→ REQUIRED TASK: Below are some records: retype them all exactly, but not the pictures.

-- START SUPPLIED INFORMATION --

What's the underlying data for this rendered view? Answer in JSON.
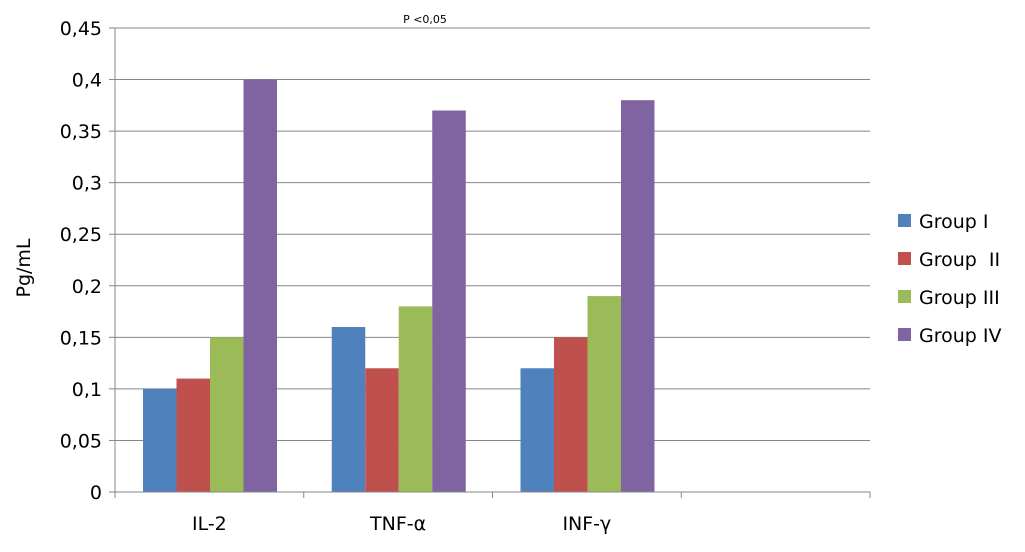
{
  "chart_data": {
    "type": "bar",
    "categories": [
      "IL-2",
      "TNF-α",
      "INF-γ",
      ""
    ],
    "series": [
      {
        "name": "Group I",
        "color": "#4F81BD",
        "values": [
          0.1,
          0.16,
          0.12,
          null
        ]
      },
      {
        "name": "Group  II",
        "color": "#C0504D",
        "values": [
          0.11,
          0.12,
          0.15,
          null
        ]
      },
      {
        "name": "Group III",
        "color": "#9BBB59",
        "values": [
          0.15,
          0.18,
          0.19,
          null
        ]
      },
      {
        "name": "Group IV",
        "color": "#8064A2",
        "values": [
          0.4,
          0.37,
          0.38,
          null
        ]
      }
    ],
    "ylabel": "Pg/mL",
    "ylim": [
      0,
      0.45
    ],
    "yticks": [
      "0",
      "0,05",
      "0,1",
      "0,15",
      "0,2",
      "0,25",
      "0,3",
      "0,35",
      "0,4",
      "0,45"
    ],
    "annotation": "P <0,05",
    "grid": true,
    "legend_position": "right"
  }
}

-- END SUPPLIED INFORMATION --

→ FINAL RESULT:
What's the underlying data for this rendered view? Answer in JSON.
{
  "chart_data": {
    "type": "bar",
    "categories": [
      "IL-2",
      "TNF-α",
      "INF-γ",
      ""
    ],
    "series": [
      {
        "name": "Group I",
        "color": "#4F81BD",
        "values": [
          0.1,
          0.16,
          0.12,
          null
        ]
      },
      {
        "name": "Group  II",
        "color": "#C0504D",
        "values": [
          0.11,
          0.12,
          0.15,
          null
        ]
      },
      {
        "name": "Group III",
        "color": "#9BBB59",
        "values": [
          0.15,
          0.18,
          0.19,
          null
        ]
      },
      {
        "name": "Group IV",
        "color": "#8064A2",
        "values": [
          0.4,
          0.37,
          0.38,
          null
        ]
      }
    ],
    "ylabel": "Pg/mL",
    "ylim": [
      0,
      0.45
    ],
    "yticks": [
      "0",
      "0,05",
      "0,1",
      "0,15",
      "0,2",
      "0,25",
      "0,3",
      "0,35",
      "0,4",
      "0,45"
    ],
    "annotation": "P <0,05",
    "grid": true,
    "legend_position": "right"
  }
}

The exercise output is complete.